WORK TO BE COMPLETED:
Summarize the journal policy excerpt in three sentences.

DOCUMENT EXCERPT:
Editors must clarify to reviewers that manuscripts sent for review are privileged communications and the authors' private property. As a result, reviewers and editorial staff must respect the authors' rights by refraining from publicly discussing or appropriating the authors' work before the manuscript is published. Reviewers should not be allowed to make copies of the manuscript for their files, and they should not be allowed to share it with others except if the editor permits them. After submitting reviews, reviewers should return or destroy copies of the manuscripts. Editors should not keep copies of manuscripts that have been rejected. Without the permission of the reviewer, author, and editor, reviewer comments should not be published or otherwise made public.


15. Authorship and Author’s Responsibility

During the manuscript submission, peer review, and publication process, the corresponding author is typically responsible for communicating with the journal and ensuring that all of the journal's administrative requirements, such as authorship details, ethics committee approval, clinical trial registration documentation, and conflict of interest statements, are properly completed. Throughout the submission and peer review process, the corresponding author should promptly respond to editorial queries and cooperate with any requests from the journal after publication.

After an article has been accepted for publication in the Advance Researches In Civil Engineering (ARCE), no additional authors or changes to the first or corresponding authors are allowed. If an author wishes to be removed from the byline, he or she must submit a letter signed by the author and all other authors indicating their wish to be removed from the list of authors. Any change in the authors' order in the byline requires a letter signed by all authors indicating their agreement.


16. Human and animal studies

All manuscripts reporting the results of experimental investigations involving human subjects should include a statement confirming the informed consent was obtained from each subject or subject’s guardian. All animal or human studies should be used after approval of the experimental protocol by a local ethics committee.

 The submitted manuscripts that are not as per the “Instructions to Authors” would be returned to the authors for technical correction, before they undergo editorial/peer-review. Generally, the manuscript should be submitted in the form of two separate files.

 All manuscripts submitted to Advance Researches In Civil Engineering (ARCE) are scrutinised for plagiarism using tools including but not limited to iThenticate. This is necessary to protect the reputation of our journal as well as the reputation of genuine authors who might transgress without fraudulent intent. Articles which are found to be plagiarised, will be rejected, and appropraite action will be initiated.

INFORMATION SUPPLIED:
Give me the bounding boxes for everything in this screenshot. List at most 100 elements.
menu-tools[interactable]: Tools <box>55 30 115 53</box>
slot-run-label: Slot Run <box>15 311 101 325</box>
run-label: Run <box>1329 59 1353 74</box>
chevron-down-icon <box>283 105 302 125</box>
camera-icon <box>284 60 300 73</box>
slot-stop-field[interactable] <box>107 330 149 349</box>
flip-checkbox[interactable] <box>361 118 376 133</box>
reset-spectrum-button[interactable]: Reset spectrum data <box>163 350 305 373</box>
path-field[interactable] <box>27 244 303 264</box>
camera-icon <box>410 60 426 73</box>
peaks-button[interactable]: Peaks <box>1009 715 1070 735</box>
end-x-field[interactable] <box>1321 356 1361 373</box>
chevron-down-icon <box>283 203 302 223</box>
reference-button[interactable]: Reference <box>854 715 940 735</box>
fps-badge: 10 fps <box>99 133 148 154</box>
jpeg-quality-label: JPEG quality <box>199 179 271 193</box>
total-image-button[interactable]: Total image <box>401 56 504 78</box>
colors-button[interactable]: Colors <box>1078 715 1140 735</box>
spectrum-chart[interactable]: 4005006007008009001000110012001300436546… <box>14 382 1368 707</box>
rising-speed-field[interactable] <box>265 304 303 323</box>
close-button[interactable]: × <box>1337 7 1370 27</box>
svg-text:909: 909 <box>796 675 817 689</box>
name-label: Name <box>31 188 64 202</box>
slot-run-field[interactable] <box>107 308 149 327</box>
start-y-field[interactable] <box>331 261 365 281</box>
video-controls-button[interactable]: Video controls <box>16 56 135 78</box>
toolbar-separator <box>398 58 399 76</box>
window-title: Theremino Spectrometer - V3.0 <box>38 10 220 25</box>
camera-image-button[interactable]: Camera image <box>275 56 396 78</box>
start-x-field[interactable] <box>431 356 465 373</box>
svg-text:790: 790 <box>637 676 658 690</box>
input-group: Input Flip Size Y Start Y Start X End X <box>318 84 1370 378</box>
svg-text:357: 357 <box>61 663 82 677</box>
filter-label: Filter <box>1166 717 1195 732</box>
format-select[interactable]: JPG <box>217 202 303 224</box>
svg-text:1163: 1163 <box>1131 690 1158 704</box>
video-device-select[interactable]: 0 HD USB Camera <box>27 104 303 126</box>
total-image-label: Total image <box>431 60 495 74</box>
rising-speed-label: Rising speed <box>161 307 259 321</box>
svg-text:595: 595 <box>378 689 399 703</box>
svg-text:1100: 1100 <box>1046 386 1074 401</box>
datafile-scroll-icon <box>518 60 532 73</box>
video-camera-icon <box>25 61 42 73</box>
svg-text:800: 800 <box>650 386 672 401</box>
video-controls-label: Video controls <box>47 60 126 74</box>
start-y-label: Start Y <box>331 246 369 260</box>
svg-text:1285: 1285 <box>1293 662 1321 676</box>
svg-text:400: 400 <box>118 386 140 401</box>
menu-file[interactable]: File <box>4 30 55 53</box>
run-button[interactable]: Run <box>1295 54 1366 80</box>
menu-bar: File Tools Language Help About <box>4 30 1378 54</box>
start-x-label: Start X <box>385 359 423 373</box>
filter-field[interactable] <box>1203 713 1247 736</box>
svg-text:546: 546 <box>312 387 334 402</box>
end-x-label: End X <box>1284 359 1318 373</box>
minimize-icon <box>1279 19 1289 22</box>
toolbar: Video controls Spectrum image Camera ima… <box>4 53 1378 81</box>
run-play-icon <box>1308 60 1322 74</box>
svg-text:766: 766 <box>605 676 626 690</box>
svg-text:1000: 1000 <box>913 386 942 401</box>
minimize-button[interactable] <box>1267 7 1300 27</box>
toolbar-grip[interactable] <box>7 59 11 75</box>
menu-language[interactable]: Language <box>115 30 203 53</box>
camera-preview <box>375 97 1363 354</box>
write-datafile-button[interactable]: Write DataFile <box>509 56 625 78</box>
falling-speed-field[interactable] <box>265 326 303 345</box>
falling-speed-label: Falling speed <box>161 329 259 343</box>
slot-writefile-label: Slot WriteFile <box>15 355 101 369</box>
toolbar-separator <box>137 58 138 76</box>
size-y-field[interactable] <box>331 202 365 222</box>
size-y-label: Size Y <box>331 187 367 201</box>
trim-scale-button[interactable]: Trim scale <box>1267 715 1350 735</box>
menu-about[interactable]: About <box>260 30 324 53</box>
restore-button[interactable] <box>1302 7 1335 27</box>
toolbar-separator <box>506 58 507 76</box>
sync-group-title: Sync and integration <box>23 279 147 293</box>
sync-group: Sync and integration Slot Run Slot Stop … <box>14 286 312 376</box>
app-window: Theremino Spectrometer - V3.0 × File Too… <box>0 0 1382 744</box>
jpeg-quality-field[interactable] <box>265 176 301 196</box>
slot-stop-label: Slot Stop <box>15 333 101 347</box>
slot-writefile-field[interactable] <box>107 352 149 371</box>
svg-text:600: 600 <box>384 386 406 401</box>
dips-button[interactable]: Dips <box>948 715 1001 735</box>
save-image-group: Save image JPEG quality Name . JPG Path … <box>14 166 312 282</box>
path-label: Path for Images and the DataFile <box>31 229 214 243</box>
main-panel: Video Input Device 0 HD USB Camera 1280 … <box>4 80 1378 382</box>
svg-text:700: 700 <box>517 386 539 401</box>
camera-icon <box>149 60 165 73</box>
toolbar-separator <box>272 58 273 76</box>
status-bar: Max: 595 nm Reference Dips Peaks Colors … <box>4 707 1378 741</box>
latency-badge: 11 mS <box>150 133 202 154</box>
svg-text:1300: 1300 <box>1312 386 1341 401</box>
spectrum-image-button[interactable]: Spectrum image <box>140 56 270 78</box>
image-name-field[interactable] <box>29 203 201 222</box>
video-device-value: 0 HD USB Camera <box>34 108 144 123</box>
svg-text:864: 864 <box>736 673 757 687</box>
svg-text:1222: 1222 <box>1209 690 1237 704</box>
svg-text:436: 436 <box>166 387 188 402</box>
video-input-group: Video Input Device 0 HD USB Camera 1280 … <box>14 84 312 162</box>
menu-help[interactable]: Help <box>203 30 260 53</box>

SOLUTION:
Manuscripts under review are privileged communications, so reviewers and editors must not discuss, copy, share, or keep them, and reviewer comments may not be made public without the permission of the reviewer, author, and editor. The corresponding author handles communication and administrative requirements with the journal, and after acceptance in Advance Researches In Civil Engineering (ARCE), no authors may be added and the first or corresponding author may not be changed, while removing an author or changing the order requires signed letters. Studies with human subjects must report informed consent, human and animal studies need ethics committee approval, manuscripts that do not follow the "Instructions to Authors" are returned for correction, and all submissions are checked for plagiarism, with plagiarized articles rejected.